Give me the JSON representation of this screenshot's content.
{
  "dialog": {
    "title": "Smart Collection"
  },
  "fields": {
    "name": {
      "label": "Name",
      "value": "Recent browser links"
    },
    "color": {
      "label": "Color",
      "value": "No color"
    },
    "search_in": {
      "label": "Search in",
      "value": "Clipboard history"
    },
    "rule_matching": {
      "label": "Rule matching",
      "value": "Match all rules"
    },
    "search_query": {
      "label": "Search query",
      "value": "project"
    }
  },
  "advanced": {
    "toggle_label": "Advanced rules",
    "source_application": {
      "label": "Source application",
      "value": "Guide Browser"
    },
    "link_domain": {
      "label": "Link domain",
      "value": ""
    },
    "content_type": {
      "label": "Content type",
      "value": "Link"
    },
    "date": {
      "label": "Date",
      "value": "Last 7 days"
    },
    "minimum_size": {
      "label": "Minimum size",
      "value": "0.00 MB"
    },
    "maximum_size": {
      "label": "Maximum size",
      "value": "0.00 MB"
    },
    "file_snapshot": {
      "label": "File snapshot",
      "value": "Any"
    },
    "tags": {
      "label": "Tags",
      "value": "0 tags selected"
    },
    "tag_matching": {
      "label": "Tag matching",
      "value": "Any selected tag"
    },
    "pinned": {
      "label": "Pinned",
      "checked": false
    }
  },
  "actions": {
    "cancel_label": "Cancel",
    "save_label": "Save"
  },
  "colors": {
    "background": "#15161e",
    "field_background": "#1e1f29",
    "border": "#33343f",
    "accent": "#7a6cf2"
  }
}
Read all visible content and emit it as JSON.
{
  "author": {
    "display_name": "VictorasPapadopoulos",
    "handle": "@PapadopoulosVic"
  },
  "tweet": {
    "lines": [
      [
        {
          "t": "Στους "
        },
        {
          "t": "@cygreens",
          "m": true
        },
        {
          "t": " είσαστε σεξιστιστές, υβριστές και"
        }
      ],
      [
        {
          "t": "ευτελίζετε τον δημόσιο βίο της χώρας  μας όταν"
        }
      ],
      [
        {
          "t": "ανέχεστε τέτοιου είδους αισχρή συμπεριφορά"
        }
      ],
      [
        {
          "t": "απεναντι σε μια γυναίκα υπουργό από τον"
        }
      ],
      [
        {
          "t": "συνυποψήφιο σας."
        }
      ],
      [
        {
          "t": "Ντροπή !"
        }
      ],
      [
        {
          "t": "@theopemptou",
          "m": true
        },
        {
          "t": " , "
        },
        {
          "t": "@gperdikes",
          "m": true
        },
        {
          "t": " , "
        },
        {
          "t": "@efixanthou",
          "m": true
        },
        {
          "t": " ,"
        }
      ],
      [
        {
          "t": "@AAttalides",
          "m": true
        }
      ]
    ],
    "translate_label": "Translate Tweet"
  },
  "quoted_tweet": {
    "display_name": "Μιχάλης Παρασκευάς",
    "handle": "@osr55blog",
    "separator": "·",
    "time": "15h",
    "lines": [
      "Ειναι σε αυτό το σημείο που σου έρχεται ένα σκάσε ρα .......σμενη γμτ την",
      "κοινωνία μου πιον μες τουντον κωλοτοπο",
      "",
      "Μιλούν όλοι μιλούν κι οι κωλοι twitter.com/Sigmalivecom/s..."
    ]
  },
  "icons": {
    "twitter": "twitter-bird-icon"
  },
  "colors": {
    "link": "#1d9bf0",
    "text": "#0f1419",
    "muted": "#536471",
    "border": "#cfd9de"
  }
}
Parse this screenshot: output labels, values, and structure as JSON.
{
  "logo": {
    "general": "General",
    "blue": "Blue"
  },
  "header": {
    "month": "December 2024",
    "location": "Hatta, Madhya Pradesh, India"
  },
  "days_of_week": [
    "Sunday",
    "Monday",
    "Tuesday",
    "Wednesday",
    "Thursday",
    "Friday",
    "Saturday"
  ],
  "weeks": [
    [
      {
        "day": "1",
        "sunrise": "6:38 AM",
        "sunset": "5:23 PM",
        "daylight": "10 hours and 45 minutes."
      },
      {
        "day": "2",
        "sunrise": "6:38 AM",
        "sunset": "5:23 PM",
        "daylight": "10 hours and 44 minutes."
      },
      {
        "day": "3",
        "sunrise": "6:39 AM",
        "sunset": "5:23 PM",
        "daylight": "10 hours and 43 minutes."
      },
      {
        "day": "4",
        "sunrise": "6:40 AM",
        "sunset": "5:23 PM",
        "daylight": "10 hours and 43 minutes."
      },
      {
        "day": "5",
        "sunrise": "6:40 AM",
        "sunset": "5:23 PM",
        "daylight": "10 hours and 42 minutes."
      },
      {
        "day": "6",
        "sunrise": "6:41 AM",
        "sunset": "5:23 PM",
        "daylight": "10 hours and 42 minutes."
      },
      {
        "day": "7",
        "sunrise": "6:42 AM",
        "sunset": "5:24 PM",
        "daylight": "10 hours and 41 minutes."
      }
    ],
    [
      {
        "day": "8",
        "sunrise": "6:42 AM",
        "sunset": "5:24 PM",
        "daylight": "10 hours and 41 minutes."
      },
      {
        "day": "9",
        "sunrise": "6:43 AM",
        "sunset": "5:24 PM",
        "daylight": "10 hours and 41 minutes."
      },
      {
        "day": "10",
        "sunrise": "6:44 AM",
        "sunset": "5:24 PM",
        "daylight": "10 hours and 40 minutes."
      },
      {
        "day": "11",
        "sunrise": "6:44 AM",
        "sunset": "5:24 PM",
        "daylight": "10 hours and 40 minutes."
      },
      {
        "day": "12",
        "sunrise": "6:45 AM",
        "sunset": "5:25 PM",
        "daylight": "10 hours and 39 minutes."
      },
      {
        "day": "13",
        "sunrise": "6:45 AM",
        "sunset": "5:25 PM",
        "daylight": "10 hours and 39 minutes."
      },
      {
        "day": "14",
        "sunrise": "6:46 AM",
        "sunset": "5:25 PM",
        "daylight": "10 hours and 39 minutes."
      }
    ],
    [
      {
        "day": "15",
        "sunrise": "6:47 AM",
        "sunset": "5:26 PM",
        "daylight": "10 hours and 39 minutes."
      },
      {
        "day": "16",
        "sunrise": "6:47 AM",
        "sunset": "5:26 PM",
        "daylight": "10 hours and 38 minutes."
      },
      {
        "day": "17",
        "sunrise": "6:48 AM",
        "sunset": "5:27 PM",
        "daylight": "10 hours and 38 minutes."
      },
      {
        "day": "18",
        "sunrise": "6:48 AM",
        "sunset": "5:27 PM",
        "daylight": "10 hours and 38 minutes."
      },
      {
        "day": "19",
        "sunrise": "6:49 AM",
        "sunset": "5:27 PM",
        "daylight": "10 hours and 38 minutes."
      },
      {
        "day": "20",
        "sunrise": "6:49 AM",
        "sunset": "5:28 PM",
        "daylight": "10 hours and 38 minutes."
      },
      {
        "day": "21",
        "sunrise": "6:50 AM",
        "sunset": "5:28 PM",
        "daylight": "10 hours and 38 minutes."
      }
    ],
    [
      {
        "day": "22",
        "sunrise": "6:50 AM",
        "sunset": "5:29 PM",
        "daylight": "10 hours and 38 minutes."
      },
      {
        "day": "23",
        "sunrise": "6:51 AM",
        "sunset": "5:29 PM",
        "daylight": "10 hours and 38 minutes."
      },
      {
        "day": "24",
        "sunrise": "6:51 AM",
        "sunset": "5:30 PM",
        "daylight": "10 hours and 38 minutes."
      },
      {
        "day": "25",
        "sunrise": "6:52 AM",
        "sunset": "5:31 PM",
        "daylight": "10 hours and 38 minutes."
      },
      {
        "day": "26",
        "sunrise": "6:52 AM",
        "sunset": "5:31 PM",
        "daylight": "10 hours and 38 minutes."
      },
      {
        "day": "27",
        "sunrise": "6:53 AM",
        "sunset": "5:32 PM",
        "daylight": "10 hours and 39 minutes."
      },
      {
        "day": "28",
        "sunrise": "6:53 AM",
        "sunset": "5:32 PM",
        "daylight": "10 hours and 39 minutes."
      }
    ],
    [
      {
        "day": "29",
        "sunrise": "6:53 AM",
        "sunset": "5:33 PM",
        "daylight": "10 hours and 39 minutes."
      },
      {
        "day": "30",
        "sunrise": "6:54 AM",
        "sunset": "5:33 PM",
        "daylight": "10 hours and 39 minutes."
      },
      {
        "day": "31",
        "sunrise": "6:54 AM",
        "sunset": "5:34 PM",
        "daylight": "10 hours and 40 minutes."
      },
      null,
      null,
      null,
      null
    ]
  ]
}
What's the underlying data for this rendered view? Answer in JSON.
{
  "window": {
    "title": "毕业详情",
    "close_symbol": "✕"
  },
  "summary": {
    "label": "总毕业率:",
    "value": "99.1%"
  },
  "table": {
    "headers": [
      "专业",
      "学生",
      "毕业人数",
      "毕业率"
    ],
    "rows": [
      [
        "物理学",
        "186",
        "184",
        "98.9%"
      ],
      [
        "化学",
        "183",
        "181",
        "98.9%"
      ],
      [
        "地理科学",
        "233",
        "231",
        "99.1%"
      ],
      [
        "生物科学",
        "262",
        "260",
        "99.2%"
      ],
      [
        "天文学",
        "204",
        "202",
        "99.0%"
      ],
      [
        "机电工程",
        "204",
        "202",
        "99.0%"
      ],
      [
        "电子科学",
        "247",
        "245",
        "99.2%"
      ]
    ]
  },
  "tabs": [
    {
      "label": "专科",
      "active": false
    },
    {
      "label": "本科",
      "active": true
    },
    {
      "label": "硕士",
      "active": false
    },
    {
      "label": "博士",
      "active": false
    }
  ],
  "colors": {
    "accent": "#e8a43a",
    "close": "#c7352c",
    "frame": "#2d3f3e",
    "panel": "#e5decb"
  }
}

##########

Exercise objective: Leave out every line before the one containing "What's the underlying"; set down that line and all remaining lines of the material exactly.

Solution to this task:
What's the underlying data for this rendered view? Answer in JSON.
{
  "window": {
    "title": "毕业详情",
    "close_symbol": "✕"
  },
  "summary": {
    "label": "总毕业率:",
    "value": "99.1%"
  },
  "table": {
    "headers": [
      "专业",
      "学生",
      "毕业人数",
      "毕业率"
    ],
    "rows": [
      [
        "物理学",
        "186",
        "184",
        "98.9%"
      ],
      [
        "化学",
        "183",
        "181",
        "98.9%"
      ],
      [
        "地理科学",
        "233",
        "231",
        "99.1%"
      ],
      [
        "生物科学",
        "262",
        "260",
        "99.2%"
      ],
      [
        "天文学",
        "204",
        "202",
        "99.0%"
      ],
      [
        "机电工程",
        "204",
        "202",
        "99.0%"
      ],
      [
        "电子科学",
        "247",
        "245",
        "99.2%"
      ]
    ]
  },
  "tabs": [
    {
      "label": "专科",
      "active": false
    },
    {
      "label": "本科",
      "active": true
    },
    {
      "label": "硕士",
      "active": false
    },
    {
      "label": "博士",
      "active": false
    }
  ],
  "colors": {
    "accent": "#e8a43a",
    "close": "#c7352c",
    "frame": "#2d3f3e",
    "panel": "#e5decb"
  }
}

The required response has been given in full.